— BEGIN TASK INPUTS —

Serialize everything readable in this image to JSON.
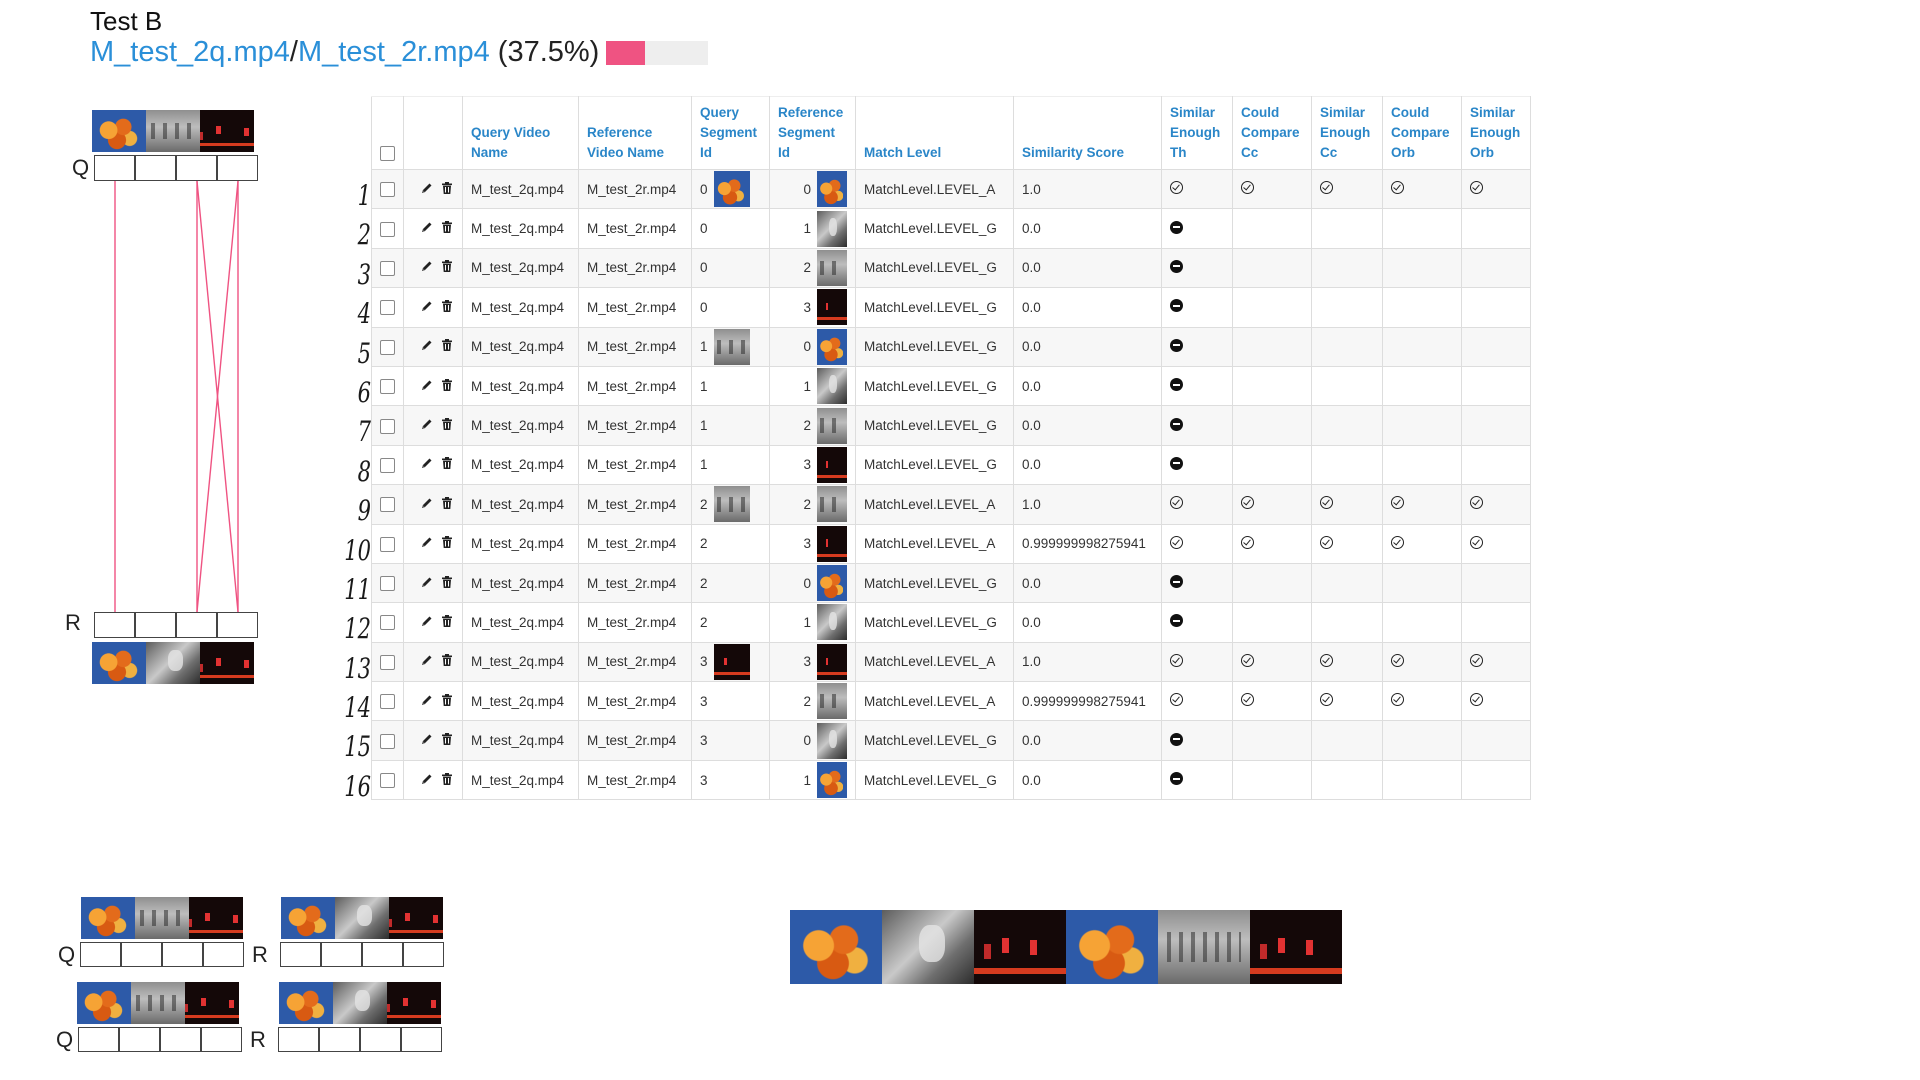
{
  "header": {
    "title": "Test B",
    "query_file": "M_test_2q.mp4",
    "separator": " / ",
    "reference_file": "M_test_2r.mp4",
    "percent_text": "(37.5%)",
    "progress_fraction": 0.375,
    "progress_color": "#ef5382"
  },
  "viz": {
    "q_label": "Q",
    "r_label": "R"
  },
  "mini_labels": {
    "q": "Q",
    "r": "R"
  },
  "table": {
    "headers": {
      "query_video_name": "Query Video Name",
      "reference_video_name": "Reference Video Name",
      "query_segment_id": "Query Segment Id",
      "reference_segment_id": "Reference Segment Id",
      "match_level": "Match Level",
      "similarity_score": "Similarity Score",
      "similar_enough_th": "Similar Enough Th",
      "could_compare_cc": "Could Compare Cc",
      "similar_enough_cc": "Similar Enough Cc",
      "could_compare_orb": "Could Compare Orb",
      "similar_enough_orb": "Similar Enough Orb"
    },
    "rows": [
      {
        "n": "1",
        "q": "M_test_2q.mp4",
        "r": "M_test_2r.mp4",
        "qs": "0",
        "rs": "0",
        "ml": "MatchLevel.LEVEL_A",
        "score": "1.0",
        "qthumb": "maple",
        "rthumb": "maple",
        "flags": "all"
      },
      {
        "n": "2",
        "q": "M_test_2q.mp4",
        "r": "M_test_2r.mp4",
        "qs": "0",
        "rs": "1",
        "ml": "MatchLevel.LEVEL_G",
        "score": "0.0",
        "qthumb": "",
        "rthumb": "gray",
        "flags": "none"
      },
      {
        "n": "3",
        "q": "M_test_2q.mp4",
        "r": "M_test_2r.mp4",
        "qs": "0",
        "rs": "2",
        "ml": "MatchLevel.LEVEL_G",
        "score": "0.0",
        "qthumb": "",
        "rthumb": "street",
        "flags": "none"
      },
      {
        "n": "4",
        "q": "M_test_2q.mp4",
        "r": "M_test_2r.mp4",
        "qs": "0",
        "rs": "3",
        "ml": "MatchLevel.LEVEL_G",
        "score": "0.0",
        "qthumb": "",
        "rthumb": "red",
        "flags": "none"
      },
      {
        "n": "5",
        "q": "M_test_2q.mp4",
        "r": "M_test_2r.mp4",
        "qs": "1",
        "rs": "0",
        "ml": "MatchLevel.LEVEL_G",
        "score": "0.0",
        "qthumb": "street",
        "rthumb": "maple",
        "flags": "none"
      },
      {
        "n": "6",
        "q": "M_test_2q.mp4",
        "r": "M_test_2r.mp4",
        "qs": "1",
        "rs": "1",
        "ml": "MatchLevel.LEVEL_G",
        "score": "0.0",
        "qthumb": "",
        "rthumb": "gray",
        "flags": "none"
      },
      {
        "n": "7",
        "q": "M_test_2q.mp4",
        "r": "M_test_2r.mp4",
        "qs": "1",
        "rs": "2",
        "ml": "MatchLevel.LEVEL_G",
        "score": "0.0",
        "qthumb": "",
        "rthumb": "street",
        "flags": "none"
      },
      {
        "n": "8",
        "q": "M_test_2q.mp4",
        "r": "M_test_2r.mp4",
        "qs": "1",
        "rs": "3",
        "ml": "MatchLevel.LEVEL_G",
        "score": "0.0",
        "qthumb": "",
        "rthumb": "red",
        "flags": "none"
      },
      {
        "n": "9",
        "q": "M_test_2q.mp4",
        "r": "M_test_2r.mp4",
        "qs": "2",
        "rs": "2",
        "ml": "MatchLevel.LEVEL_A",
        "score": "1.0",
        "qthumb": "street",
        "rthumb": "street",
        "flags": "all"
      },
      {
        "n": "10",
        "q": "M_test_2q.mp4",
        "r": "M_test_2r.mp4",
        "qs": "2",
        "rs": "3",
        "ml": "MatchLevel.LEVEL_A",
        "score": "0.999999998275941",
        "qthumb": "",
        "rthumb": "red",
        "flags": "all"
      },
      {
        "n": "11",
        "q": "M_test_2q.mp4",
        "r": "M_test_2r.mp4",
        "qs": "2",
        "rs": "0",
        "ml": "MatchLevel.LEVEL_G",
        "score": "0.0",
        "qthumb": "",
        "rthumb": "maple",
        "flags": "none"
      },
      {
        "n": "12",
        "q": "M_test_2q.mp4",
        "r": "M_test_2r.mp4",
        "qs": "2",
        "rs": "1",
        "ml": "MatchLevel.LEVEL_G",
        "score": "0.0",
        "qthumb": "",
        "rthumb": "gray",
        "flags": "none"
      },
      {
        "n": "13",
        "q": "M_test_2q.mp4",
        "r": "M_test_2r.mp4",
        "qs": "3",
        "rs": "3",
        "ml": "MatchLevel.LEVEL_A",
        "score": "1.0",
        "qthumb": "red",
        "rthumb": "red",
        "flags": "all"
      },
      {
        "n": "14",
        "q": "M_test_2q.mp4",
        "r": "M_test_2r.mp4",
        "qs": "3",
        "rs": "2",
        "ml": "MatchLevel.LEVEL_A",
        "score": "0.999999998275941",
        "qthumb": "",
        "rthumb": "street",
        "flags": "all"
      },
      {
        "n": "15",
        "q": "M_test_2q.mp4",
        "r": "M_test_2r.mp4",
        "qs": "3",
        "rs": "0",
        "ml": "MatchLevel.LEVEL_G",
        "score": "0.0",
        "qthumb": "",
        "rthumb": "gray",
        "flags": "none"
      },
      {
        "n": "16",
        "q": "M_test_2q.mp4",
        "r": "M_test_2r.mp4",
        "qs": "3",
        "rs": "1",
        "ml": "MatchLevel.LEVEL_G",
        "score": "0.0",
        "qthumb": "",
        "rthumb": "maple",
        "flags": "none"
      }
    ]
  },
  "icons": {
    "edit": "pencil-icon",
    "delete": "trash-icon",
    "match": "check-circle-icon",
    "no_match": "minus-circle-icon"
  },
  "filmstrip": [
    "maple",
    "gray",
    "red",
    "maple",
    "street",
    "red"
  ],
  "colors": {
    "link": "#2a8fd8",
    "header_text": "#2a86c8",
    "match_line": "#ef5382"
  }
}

— END TASK INPUTS —

WHAT IS REQUIRED — Which lines above hold the word "Video"? Copy each of them.

FULL OUTPUT —
      "query_video_name": "Query Video Name",
      "reference_video_name": "Reference Video Name",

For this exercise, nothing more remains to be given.